Spatial annotation records
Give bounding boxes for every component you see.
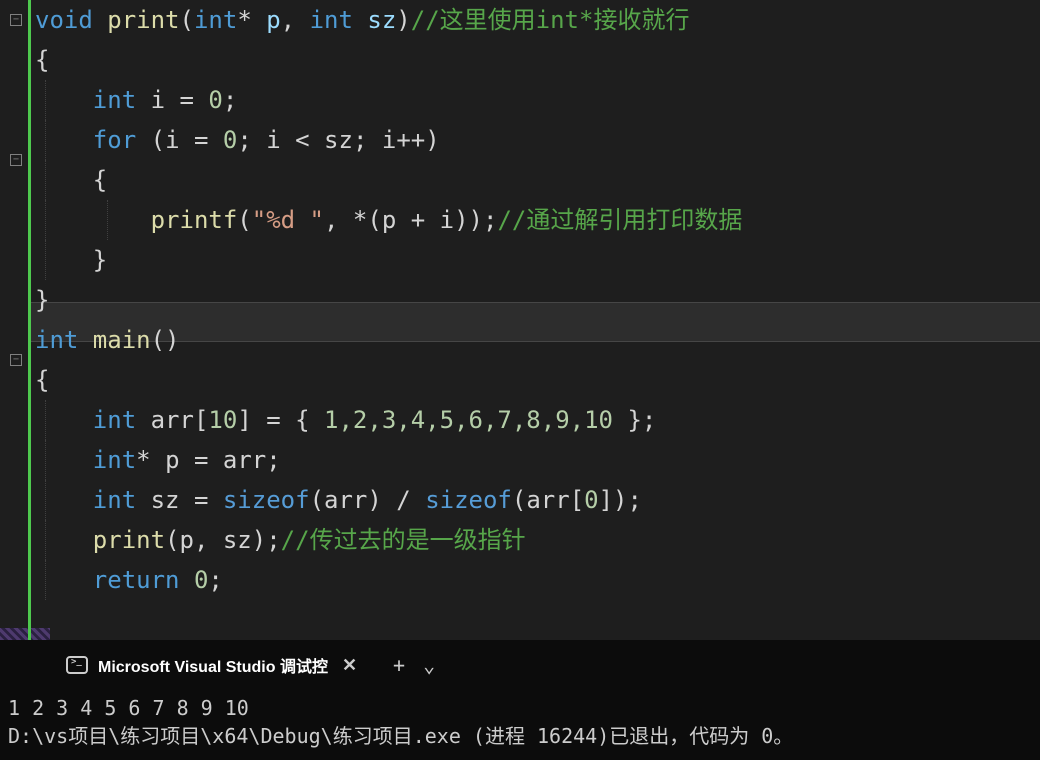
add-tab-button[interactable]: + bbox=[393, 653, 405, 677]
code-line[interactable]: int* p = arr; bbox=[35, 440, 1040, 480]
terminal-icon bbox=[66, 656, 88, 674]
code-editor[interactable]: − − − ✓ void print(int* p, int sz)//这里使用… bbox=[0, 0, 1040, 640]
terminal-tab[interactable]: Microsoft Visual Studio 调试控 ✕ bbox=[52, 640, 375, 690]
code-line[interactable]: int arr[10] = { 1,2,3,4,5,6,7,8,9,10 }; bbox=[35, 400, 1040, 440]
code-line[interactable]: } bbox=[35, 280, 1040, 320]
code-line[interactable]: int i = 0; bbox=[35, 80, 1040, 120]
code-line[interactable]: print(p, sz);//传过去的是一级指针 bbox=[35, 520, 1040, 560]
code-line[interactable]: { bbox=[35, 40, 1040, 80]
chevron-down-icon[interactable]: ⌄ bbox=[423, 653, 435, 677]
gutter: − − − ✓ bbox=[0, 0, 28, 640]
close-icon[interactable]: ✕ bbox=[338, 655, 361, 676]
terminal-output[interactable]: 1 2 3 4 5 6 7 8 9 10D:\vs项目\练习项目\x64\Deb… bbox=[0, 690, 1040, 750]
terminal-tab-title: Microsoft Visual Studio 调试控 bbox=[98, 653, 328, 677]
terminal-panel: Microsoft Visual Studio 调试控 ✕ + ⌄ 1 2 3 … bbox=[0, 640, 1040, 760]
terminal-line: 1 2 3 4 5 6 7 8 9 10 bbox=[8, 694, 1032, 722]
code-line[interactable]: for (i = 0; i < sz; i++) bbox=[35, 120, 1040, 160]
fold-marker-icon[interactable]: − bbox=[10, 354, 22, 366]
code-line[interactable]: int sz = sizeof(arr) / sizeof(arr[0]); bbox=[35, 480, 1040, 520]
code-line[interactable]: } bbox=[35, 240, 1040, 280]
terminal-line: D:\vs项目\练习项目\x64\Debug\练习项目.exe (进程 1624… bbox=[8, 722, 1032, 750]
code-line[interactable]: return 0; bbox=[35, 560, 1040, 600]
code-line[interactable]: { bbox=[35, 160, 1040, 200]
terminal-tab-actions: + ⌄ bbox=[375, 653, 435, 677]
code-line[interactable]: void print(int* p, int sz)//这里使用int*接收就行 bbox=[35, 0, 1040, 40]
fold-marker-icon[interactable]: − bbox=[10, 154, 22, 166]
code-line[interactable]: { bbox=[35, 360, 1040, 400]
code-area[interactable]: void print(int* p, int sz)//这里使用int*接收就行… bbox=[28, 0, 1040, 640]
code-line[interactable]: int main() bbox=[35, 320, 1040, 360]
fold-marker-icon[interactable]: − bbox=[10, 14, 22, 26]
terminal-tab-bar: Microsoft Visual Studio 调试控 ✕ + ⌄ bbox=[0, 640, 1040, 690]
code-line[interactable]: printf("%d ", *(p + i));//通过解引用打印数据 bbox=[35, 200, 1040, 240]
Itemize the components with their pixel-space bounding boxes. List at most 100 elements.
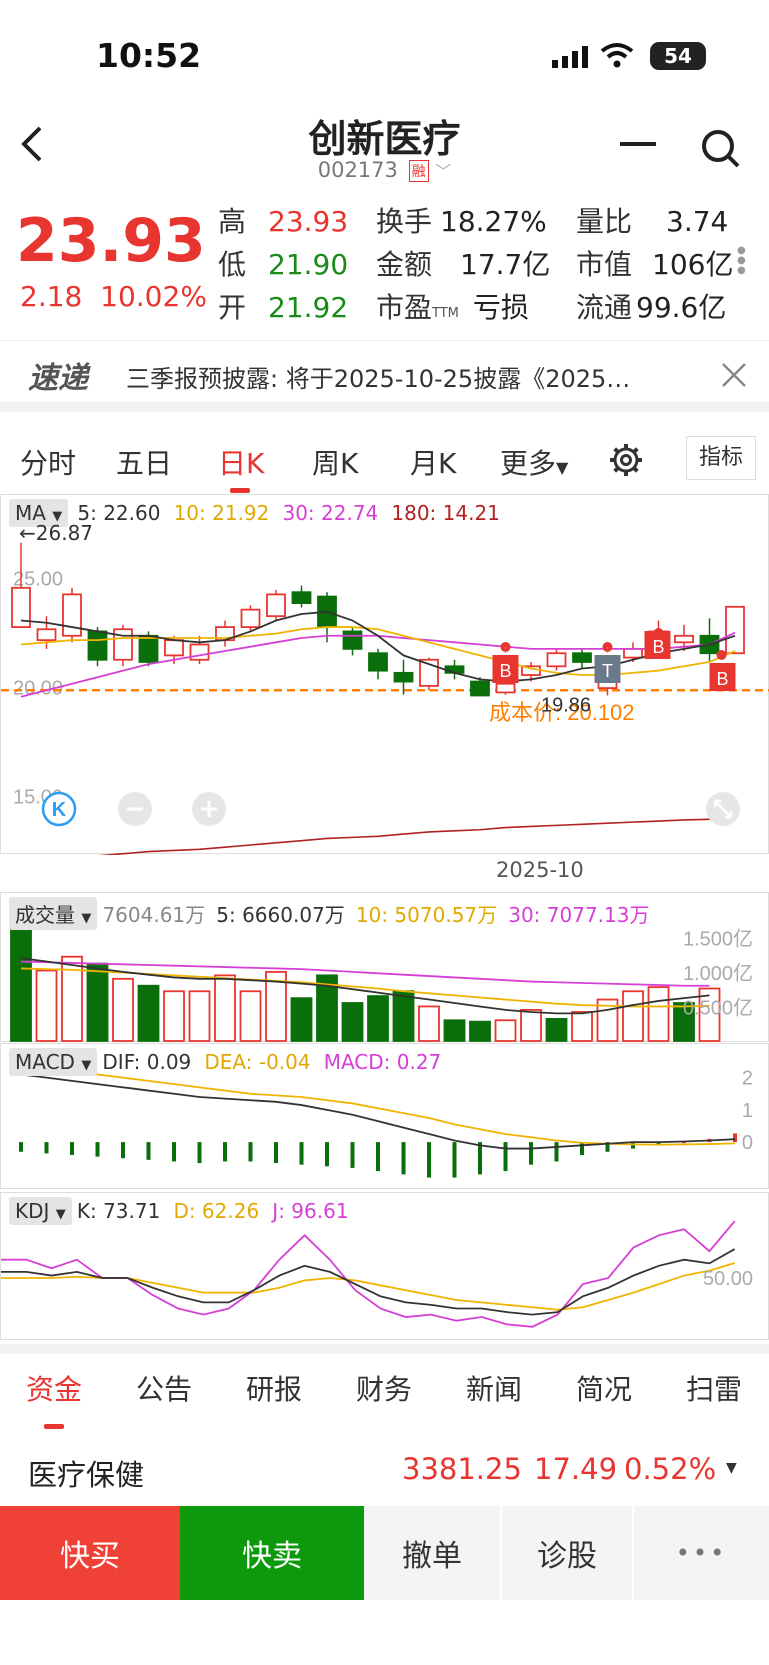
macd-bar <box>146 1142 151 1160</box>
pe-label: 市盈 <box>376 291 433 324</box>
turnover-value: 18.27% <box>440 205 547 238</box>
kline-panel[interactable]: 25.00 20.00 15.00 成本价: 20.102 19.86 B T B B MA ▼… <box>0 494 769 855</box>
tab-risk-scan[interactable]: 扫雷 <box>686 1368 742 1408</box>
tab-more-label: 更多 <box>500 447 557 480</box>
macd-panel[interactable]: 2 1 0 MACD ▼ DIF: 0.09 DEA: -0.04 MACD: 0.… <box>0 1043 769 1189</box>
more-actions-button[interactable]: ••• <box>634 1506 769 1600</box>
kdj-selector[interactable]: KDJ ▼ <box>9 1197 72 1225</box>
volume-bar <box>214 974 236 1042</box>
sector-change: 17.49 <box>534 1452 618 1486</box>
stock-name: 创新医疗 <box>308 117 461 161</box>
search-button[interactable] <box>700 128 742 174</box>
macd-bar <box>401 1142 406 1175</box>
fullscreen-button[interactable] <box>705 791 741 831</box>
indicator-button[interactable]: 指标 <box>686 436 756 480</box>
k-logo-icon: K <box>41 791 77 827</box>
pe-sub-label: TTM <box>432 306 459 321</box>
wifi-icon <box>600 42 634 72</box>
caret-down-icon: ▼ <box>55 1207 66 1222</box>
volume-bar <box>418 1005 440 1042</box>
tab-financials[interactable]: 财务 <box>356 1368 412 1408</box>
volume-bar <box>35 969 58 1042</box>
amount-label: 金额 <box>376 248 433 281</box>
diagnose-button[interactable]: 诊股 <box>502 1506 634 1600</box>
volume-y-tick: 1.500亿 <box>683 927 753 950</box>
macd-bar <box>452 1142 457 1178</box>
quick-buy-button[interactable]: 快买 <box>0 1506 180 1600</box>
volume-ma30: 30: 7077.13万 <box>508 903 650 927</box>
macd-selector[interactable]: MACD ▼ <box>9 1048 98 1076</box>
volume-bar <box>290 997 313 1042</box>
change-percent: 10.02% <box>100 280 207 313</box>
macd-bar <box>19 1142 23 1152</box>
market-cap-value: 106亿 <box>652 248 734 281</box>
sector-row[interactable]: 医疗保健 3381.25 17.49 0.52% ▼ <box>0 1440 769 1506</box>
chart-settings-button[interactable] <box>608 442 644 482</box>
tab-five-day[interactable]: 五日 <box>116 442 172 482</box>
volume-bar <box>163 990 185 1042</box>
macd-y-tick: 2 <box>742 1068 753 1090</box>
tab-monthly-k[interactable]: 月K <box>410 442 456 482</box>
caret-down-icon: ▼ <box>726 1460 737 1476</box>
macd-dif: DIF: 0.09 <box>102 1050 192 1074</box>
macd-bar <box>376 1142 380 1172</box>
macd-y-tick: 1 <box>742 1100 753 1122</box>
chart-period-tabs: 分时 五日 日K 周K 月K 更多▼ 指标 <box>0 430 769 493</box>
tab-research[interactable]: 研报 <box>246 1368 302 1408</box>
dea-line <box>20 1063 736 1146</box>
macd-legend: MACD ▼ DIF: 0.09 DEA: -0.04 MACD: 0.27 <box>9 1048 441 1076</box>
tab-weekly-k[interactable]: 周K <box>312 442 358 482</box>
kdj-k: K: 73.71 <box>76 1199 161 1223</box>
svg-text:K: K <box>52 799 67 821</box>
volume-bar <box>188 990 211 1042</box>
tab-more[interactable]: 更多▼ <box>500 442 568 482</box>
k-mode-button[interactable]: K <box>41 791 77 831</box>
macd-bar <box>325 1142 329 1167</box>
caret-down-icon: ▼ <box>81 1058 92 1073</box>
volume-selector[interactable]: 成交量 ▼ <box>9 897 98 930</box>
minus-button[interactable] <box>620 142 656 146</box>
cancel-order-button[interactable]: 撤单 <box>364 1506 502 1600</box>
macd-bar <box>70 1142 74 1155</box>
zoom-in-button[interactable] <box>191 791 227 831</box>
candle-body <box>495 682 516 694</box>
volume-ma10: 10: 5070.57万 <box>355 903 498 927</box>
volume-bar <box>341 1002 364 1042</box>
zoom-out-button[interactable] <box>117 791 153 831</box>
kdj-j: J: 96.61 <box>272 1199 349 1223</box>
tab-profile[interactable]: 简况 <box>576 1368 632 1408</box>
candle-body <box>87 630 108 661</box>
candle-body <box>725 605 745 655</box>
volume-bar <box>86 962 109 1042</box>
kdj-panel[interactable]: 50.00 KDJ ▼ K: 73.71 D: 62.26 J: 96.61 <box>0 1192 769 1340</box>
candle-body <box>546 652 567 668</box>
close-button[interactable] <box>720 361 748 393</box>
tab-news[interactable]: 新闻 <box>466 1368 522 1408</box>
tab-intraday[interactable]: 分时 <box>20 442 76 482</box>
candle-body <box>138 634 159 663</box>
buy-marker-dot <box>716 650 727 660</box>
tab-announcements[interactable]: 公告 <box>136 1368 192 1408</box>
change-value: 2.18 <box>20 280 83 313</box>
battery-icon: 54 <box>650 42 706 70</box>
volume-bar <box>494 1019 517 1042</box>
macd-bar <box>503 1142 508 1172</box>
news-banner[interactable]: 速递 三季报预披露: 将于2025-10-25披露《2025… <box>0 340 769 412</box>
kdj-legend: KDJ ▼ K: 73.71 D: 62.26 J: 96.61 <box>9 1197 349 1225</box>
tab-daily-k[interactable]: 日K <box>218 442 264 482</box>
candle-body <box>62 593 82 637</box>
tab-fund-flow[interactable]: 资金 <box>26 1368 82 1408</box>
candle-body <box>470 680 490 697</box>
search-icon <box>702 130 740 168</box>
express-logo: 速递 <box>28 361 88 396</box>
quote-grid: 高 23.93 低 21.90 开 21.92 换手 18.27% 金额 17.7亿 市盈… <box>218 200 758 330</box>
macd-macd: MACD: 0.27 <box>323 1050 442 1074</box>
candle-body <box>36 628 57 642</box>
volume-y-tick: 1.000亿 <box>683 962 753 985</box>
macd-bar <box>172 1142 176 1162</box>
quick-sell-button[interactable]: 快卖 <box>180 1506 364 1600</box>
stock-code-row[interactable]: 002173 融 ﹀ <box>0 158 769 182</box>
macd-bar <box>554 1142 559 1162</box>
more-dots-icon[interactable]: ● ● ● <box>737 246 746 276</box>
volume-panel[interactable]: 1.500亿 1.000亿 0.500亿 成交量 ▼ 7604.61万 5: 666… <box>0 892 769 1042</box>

Requirements
Render the lines between the one containing "macd-bar <box>146 1142 151 1160</box>" and the one containing "macd-bar <box>401 1142 406 1175</box>", inclusive, as a numbered list, omitting any blank lines.

Response to this exercise
1. macd-bar <box>146 1142 151 1160</box>
2. pe-label: 市盈 <box>376 291 433 324</box>
3. turnover-value: 18.27% <box>440 205 547 238</box>
4. kline-panel[interactable]: 25.00 20.00 15.00 成本价: 20.102 19.86 B T B B MA ▼… <box>0 494 769 855</box>
5. tab-risk-scan[interactable]: 扫雷 <box>686 1368 742 1408</box>
6. tab-more-label: 更多 <box>500 447 557 480</box>
7. macd-panel[interactable]: 2 1 0 MACD ▼ DIF: 0.09 DEA: -0.04 MACD: 0.… <box>0 1043 769 1189</box>
8. more-actions-button[interactable]: ••• <box>634 1506 769 1600</box>
9. kdj-selector[interactable]: KDJ ▼ <box>9 1197 72 1225</box>
10. volume-bar <box>214 974 236 1042</box>
11. sector-change: 17.49 <box>534 1452 618 1486</box>
12. stock-name: 创新医疗 <box>308 117 461 161</box>
13. search-button[interactable] <box>700 128 742 174</box>
14. macd-bar <box>401 1142 406 1175</box>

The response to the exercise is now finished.